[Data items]
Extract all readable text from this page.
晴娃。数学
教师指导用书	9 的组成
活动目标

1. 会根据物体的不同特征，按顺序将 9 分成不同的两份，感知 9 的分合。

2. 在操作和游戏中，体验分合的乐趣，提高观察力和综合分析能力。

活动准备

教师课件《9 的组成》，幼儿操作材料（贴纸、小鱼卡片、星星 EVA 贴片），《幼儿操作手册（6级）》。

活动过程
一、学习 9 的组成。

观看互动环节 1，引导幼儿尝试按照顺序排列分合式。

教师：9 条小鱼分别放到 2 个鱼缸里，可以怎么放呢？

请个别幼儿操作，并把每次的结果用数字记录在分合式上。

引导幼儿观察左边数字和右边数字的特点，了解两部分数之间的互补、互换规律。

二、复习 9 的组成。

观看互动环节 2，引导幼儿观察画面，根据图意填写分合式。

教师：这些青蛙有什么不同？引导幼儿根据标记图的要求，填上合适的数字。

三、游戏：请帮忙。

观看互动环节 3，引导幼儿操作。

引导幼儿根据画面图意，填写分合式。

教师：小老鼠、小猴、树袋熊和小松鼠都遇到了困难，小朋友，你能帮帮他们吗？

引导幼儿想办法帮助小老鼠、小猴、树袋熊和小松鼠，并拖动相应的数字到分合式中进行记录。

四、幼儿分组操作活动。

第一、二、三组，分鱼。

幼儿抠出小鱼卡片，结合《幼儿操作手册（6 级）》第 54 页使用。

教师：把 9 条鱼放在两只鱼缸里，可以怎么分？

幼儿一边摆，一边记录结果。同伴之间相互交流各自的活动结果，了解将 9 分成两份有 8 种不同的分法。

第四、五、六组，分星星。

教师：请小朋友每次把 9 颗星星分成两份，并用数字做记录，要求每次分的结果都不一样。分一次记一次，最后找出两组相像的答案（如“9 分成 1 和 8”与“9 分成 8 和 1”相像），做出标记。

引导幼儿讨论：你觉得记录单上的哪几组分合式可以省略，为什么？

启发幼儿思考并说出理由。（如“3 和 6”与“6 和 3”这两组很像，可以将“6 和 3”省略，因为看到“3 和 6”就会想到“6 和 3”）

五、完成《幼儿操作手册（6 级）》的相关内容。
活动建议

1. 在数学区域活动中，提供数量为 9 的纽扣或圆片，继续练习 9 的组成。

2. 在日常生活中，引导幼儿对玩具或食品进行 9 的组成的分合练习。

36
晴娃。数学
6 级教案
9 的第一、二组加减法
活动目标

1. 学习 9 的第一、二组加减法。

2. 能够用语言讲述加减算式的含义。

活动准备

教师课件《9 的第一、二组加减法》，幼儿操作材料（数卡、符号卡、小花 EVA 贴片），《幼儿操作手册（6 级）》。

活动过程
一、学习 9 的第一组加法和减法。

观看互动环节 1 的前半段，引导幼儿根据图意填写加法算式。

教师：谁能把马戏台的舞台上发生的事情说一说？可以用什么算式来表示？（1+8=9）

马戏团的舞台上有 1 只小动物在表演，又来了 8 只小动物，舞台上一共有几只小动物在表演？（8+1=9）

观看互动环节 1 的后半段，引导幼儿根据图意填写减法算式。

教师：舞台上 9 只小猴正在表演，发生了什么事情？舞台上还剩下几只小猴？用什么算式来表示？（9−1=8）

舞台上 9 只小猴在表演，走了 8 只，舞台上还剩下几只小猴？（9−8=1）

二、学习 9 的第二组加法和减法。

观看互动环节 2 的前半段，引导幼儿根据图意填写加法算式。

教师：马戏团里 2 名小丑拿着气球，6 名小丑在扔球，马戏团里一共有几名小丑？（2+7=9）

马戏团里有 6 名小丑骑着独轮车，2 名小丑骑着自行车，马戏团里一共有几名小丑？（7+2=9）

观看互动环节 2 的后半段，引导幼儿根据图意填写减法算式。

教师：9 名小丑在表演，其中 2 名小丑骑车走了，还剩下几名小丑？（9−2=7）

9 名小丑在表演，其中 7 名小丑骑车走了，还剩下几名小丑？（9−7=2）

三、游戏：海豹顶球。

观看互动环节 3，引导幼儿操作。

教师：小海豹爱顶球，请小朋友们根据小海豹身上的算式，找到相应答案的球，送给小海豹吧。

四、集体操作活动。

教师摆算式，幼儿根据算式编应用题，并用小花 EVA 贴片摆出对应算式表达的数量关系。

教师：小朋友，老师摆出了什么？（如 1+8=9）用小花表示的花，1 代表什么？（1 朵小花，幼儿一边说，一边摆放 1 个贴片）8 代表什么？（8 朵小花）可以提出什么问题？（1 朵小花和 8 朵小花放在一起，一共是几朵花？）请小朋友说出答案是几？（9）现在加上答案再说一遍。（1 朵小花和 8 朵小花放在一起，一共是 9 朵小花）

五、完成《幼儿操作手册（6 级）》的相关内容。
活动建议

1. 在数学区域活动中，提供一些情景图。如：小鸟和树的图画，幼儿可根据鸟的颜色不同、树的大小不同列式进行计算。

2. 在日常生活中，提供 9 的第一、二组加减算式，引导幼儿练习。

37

The task –
Copy down the whole of the data above, matching it exactly.

Reply –
Extract all readable text from this page.
晴娃。数学
教师指导用书	9 的组成
活动目标

1. 会根据物体的不同特征，按顺序将 9 分成不同的两份，感知 9 的分合。

2. 在操作和游戏中，体验分合的乐趣，提高观察力和综合分析能力。

活动准备

教师课件《9 的组成》，幼儿操作材料（贴纸、小鱼卡片、星星 EVA 贴片），《幼儿操作手册（6级）》。

活动过程
一、学习 9 的组成。

观看互动环节 1，引导幼儿尝试按照顺序排列分合式。

教师：9 条小鱼分别放到 2 个鱼缸里，可以怎么放呢？

请个别幼儿操作，并把每次的结果用数字记录在分合式上。

引导幼儿观察左边数字和右边数字的特点，了解两部分数之间的互补、互换规律。

二、复习 9 的组成。

观看互动环节 2，引导幼儿观察画面，根据图意填写分合式。

教师：这些青蛙有什么不同？引导幼儿根据标记图的要求，填上合适的数字。

三、游戏：请帮忙。

观看互动环节 3，引导幼儿操作。

引导幼儿根据画面图意，填写分合式。

教师：小老鼠、小猴、树袋熊和小松鼠都遇到了困难，小朋友，你能帮帮他们吗？

引导幼儿想办法帮助小老鼠、小猴、树袋熊和小松鼠，并拖动相应的数字到分合式中进行记录。

四、幼儿分组操作活动。

第一、二、三组，分鱼。

幼儿抠出小鱼卡片，结合《幼儿操作手册（6 级）》第 54 页使用。

教师：把 9 条鱼放在两只鱼缸里，可以怎么分？

幼儿一边摆，一边记录结果。同伴之间相互交流各自的活动结果，了解将 9 分成两份有 8 种不同的分法。

第四、五、六组，分星星。

教师：请小朋友每次把 9 颗星星分成两份，并用数字做记录，要求每次分的结果都不一样。分一次记一次，最后找出两组相像的答案（如“9 分成 1 和 8”与“9 分成 8 和 1”相像），做出标记。

引导幼儿讨论：你觉得记录单上的哪几组分合式可以省略，为什么？

启发幼儿思考并说出理由。（如“3 和 6”与“6 和 3”这两组很像，可以将“6 和 3”省略，因为看到“3 和 6”就会想到“6 和 3”）

五、完成《幼儿操作手册（6 级）》的相关内容。
活动建议

1. 在数学区域活动中，提供数量为 9 的纽扣或圆片，继续练习 9 的组成。

2. 在日常生活中，引导幼儿对玩具或食品进行 9 的组成的分合练习。

36
晴娃。数学
6 级教案
9 的第一、二组加减法
活动目标

1. 学习 9 的第一、二组加减法。

2. 能够用语言讲述加减算式的含义。

活动准备

教师课件《9 的第一、二组加减法》，幼儿操作材料（数卡、符号卡、小花 EVA 贴片），《幼儿操作手册（6 级）》。

活动过程
一、学习 9 的第一组加法和减法。

观看互动环节 1 的前半段，引导幼儿根据图意填写加法算式。

教师：谁能把马戏台的舞台上发生的事情说一说？可以用什么算式来表示？（1+8=9）

马戏团的舞台上有 1 只小动物在表演，又来了 8 只小动物，舞台上一共有几只小动物在表演？（8+1=9）

观看互动环节 1 的后半段，引导幼儿根据图意填写减法算式。

教师：舞台上 9 只小猴正在表演，发生了什么事情？舞台上还剩下几只小猴？用什么算式来表示？（9−1=8）

舞台上 9 只小猴在表演，走了 8 只，舞台上还剩下几只小猴？（9−8=1）

二、学习 9 的第二组加法和减法。

观看互动环节 2 的前半段，引导幼儿根据图意填写加法算式。

教师：马戏团里 2 名小丑拿着气球，6 名小丑在扔球，马戏团里一共有几名小丑？（2+7=9）

马戏团里有 6 名小丑骑着独轮车，2 名小丑骑着自行车，马戏团里一共有几名小丑？（7+2=9）

观看互动环节 2 的后半段，引导幼儿根据图意填写减法算式。

教师：9 名小丑在表演，其中 2 名小丑骑车走了，还剩下几名小丑？（9−2=7）

9 名小丑在表演，其中 7 名小丑骑车走了，还剩下几名小丑？（9−7=2）

三、游戏：海豹顶球。

观看互动环节 3，引导幼儿操作。

教师：小海豹爱顶球，请小朋友们根据小海豹身上的算式，找到相应答案的球，送给小海豹吧。

四、集体操作活动。

教师摆算式，幼儿根据算式编应用题，并用小花 EVA 贴片摆出对应算式表达的数量关系。

教师：小朋友，老师摆出了什么？（如 1+8=9）用小花表示的花，1 代表什么？（1 朵小花，幼儿一边说，一边摆放 1 个贴片）8 代表什么？（8 朵小花）可以提出什么问题？（1 朵小花和 8 朵小花放在一起，一共是几朵花？）请小朋友说出答案是几？（9）现在加上答案再说一遍。（1 朵小花和 8 朵小花放在一起，一共是 9 朵小花）

五、完成《幼儿操作手册（6 级）》的相关内容。
活动建议

1. 在数学区域活动中，提供一些情景图。如：小鸟和树的图画，幼儿可根据鸟的颜色不同、树的大小不同列式进行计算。

2. 在日常生活中，提供 9 的第一、二组加减算式，引导幼儿练习。

37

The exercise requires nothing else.